Provided passage:

Egyptian President Mohammed Morsi’s supporters, background, clash with opponents, foreground, outside the presidential palace, in Cairo, Egypt, Wednesday, December 5, 2012. Wednesday’s clashes began when thousands of Islamist supporters of Morsi descended on the area around the palace where some 300 of his opponents were staging a sit-in. (AP Photo/Hassan Ammar)
Thousands of supporters and opponents of Egypt’s President Mohamed Morsi clashed in the streets around the presidential palace Wednesday, hurling rocks and Molotov cocktails and firing birdshot at each other in the largest outbreak of violence between rival political groups since the revolution began. Seven people were killed and more than 670 injured, according to the Health Ministry, as Cairo’s affluent Heliopolis district was transformed into a scene of chaos and bloodshed.
The clashes spread outside of Cairo, erupting in Alexandria and Mahalla. The offices of the Muslim Brotherhood were set ablaze in Suez and Ismailia.
The street battles marked a major escalation in the crisis that erupted on November 22, when President Morsi, who hails from the Muslim Brotherhood, issued a constitutional declaration that granted him near absolute powers and placed him beyond the review of any court until the ratification of a new constitution.
The decree united Morsi’s fractured non-Islamist opposition and sparked some of the largest street demonstrations in Egypt since the ouster of Hosni Mubarak. Tens of thousands gathered in Tahrir Square and launched a mass sit-in to oppose Morsi’s seizure of power. Meanwhile, thousands of judges—including the leaders of Egypt’s highest appeals courts—launched a strike in protest.
Morsi and the Brotherhood responded by doubling down on a strategy to force the transition process and hastily called for a final vote by the Constituent Assembly on the draft constitution. Nearly all of the 100-member body’s non-Islamist members, including representatives of the Coptic Christian Church, had already withdrawn from the assembly.
In a marathon, seventeen-hour session broadcast on state television, assembly members—nearly all of them Islamist—passed each of the 234 articles of the constitution in near unanimity, finally ending at 7 am the next day. Critics blasted the process as reminiscent of the Mubarak era, when the regime would ram legislation through the parliament. The text itself has come under criticism for restricting certain freedoms and containing vague language that lawmakers could use to curtail rights.
The Brotherhood, allied with other Islamist groups, followed the passing of the constitution with calls for a massive rally in Tahrir on December 1 to show their support for Morsi and the draft constitution. The prospect of Brotherhood members entering Tahrir during a mass sit-in by their opponents sparked warnings of potential violence, and the Brotherhood eventually backed down, announcing they would move the gathering to Renaissance Square outside Cairo University to avoid bloodshed.

Exercises:
- A) Write out, word for word, the part of the article on the Cairo clashes that opens with the words containing "The clashes spread" and closes with "strike in protest.".
- B) In the article on the Cairo clashes, what casualty figures does the Health Ministry give for the fighting around the presidential palace?

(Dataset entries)

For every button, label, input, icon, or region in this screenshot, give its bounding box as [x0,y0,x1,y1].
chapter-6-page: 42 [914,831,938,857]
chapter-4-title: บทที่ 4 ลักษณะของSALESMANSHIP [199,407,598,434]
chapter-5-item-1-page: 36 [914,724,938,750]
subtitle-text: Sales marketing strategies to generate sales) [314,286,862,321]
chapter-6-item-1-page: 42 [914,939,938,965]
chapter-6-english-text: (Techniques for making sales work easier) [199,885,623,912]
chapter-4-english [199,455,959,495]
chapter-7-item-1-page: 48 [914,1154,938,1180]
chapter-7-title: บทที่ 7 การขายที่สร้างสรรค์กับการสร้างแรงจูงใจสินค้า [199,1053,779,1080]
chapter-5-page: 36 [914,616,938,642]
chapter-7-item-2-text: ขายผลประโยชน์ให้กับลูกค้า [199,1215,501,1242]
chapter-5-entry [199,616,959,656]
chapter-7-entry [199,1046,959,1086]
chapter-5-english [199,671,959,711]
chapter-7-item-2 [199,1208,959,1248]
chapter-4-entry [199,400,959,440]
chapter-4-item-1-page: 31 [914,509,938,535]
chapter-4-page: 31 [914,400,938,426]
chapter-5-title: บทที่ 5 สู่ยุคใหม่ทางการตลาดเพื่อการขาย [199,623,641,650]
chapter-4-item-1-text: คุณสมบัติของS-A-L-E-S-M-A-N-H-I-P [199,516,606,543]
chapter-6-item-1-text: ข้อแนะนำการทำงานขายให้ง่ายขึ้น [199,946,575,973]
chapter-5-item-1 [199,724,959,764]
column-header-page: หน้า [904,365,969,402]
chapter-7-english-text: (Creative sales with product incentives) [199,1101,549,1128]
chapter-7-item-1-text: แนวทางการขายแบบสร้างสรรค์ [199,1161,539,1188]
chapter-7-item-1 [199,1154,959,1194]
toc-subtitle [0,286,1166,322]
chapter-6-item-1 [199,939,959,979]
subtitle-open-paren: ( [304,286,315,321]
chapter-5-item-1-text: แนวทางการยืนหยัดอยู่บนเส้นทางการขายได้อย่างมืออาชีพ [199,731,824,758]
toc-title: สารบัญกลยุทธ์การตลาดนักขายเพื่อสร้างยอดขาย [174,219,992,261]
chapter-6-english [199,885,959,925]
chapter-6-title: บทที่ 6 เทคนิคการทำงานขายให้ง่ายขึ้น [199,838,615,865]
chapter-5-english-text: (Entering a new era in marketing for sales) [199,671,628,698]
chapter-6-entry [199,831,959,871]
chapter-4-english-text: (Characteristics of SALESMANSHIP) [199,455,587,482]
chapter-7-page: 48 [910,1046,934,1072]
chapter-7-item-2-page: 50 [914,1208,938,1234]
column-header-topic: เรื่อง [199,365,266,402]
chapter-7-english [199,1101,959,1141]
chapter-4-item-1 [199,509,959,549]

Solved tasks:
- A)
The clashes spread outside of Cairo, erupting in Alexandria and Mahalla. The offices of the Muslim Brotherhood were set ablaze in Suez and Ismailia.
The street battles marked a major escalation in the crisis that erupted on November 22, when President Morsi, who hails from the Muslim Brotherhood, issued a constitutional declaration that granted him near absolute powers and placed him beyond the review of any court until the ratification of a new constitution.
The decree united Morsi’s fractured non-Islamist opposition and sparked some of the largest street demonstrations in Egypt since the ouster of Hosni Mubarak. Tens of thousands gathered in Tahrir Square and launched a mass sit-in to oppose Morsi’s seizure of power. Meanwhile, thousands of judges—including the leaders of Egypt’s highest appeals courts—launched a strike in protest.

- B) Seven people were killed and more than 670 were injured.